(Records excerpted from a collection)

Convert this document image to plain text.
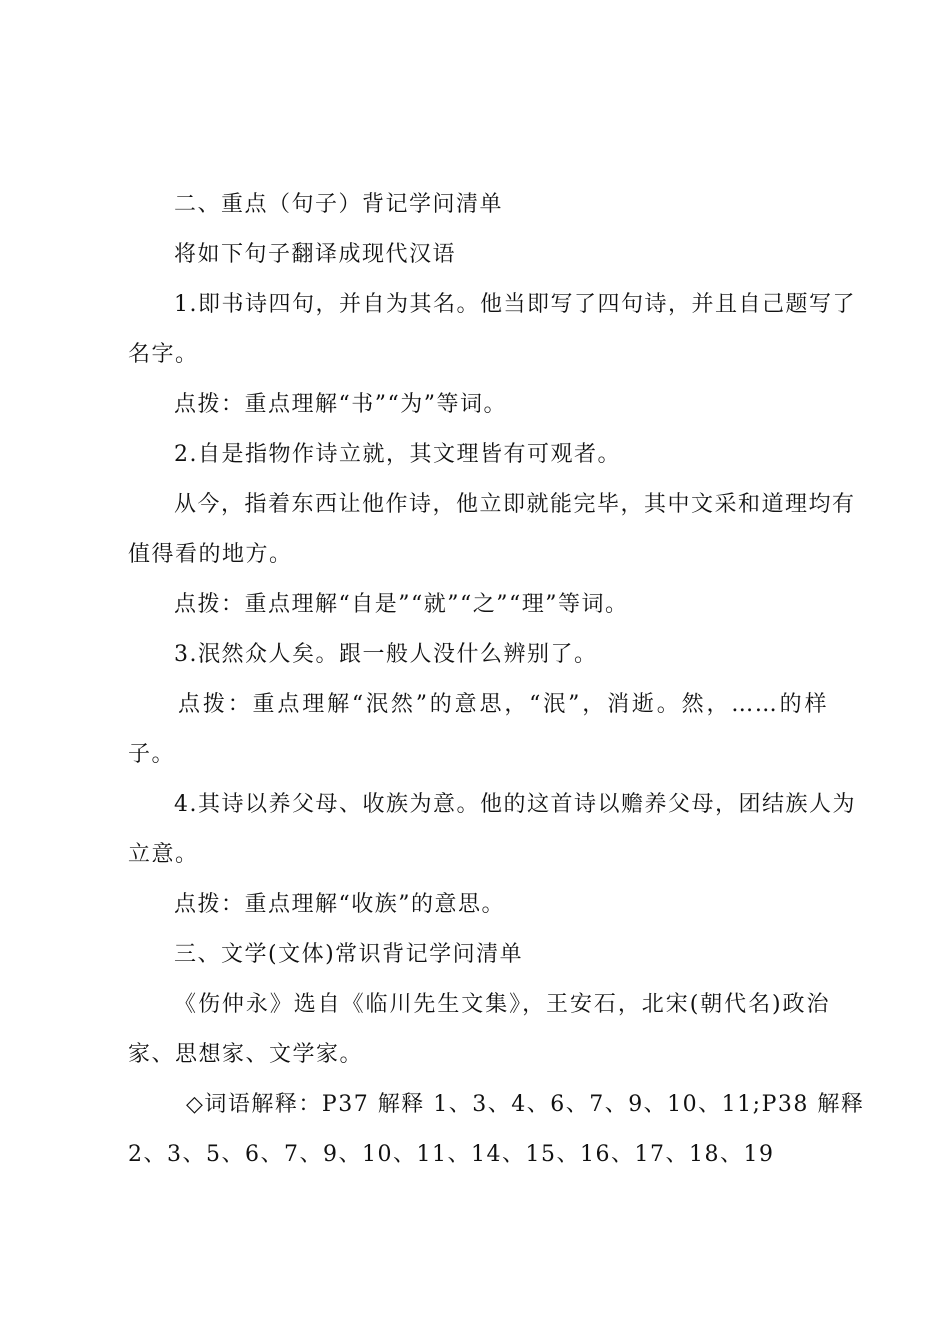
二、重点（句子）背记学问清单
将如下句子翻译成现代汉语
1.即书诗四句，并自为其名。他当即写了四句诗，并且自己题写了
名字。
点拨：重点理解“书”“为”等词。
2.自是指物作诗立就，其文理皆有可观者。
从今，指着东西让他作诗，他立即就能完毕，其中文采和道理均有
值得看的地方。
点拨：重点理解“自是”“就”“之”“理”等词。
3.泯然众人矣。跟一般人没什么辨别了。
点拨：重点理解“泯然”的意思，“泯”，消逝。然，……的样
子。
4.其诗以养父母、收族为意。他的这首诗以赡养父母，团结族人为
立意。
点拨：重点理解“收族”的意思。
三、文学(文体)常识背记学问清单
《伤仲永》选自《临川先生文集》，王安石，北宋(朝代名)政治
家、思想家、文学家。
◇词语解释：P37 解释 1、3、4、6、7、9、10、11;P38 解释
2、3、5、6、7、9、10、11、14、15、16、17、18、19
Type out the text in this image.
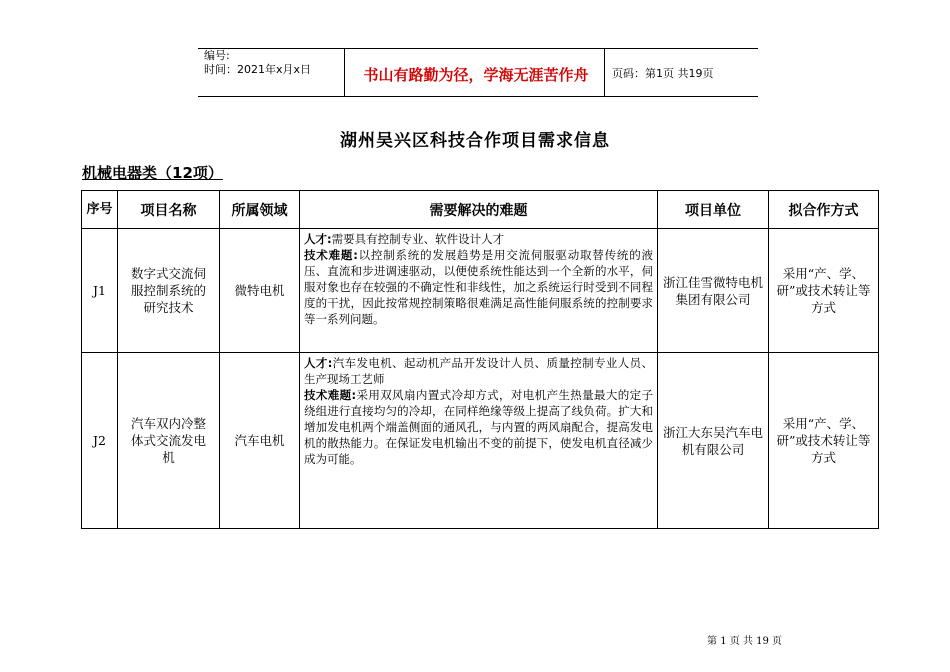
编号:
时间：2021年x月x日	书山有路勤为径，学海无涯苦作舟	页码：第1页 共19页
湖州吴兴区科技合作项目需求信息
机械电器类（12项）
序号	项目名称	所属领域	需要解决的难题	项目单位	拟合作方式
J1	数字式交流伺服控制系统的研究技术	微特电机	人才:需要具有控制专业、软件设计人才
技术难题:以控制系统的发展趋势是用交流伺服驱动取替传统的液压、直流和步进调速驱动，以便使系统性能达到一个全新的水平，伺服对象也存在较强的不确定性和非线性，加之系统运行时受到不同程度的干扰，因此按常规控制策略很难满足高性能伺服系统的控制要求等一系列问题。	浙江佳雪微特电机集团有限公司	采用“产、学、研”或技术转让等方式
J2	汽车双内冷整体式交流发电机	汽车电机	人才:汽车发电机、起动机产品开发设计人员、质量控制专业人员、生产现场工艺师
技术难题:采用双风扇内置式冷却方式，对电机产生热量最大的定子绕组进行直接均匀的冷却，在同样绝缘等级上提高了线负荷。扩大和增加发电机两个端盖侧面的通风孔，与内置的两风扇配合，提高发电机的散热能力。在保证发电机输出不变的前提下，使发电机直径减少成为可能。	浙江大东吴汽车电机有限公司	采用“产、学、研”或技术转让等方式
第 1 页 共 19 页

Exercise: The records above need to be given again exactly. Omit the pictures.

Result of the task:
Convert this document image to plain text.
二、重点（句子）背记学问清单
将如下句子翻译成现代汉语
1.即书诗四句，并自为其名。他当即写了四句诗，并且自己题写了
名字。
点拨：重点理解“书”“为”等词。
2.自是指物作诗立就，其文理皆有可观者。
从今，指着东西让他作诗，他立即就能完毕，其中文采和道理均有
值得看的地方。
点拨：重点理解“自是”“就”“之”“理”等词。
3.泯然众人矣。跟一般人没什么辨别了。
点拨：重点理解“泯然”的意思，“泯”，消逝。然，……的样
子。
4.其诗以养父母、收族为意。他的这首诗以赡养父母，团结族人为
立意。
点拨：重点理解“收族”的意思。
三、文学(文体)常识背记学问清单
《伤仲永》选自《临川先生文集》，王安石，北宋(朝代名)政治
家、思想家、文学家。
◇词语解释：P37 解释 1、3、4、6、7、9、10、11;P38 解释
2、3、5、6、7、9、10、11、14、15、16、17、18、19
Type out the text in this image.
编号:
时间：2021年x月x日	书山有路勤为径，学海无涯苦作舟	页码：第1页 共19页
湖州吴兴区科技合作项目需求信息
机械电器类（12项）
序号	项目名称	所属领域	需要解决的难题	项目单位	拟合作方式
J1	数字式交流伺服控制系统的研究技术	微特电机	人才:需要具有控制专业、软件设计人才
技术难题:以控制系统的发展趋势是用交流伺服驱动取替传统的液压、直流和步进调速驱动，以便使系统性能达到一个全新的水平，伺服对象也存在较强的不确定性和非线性，加之系统运行时受到不同程度的干扰，因此按常规控制策略很难满足高性能伺服系统的控制要求等一系列问题。	浙江佳雪微特电机集团有限公司	采用“产、学、研”或技术转让等方式
J2	汽车双内冷整体式交流发电机	汽车电机	人才:汽车发电机、起动机产品开发设计人员、质量控制专业人员、生产现场工艺师
技术难题:采用双风扇内置式冷却方式，对电机产生热量最大的定子绕组进行直接均匀的冷却，在同样绝缘等级上提高了线负荷。扩大和增加发电机两个端盖侧面的通风孔，与内置的两风扇配合，提高发电机的散热能力。在保证发电机输出不变的前提下，使发电机直径减少成为可能。	浙江大东吴汽车电机有限公司	采用“产、学、研”或技术转让等方式
第 1 页 共 19 页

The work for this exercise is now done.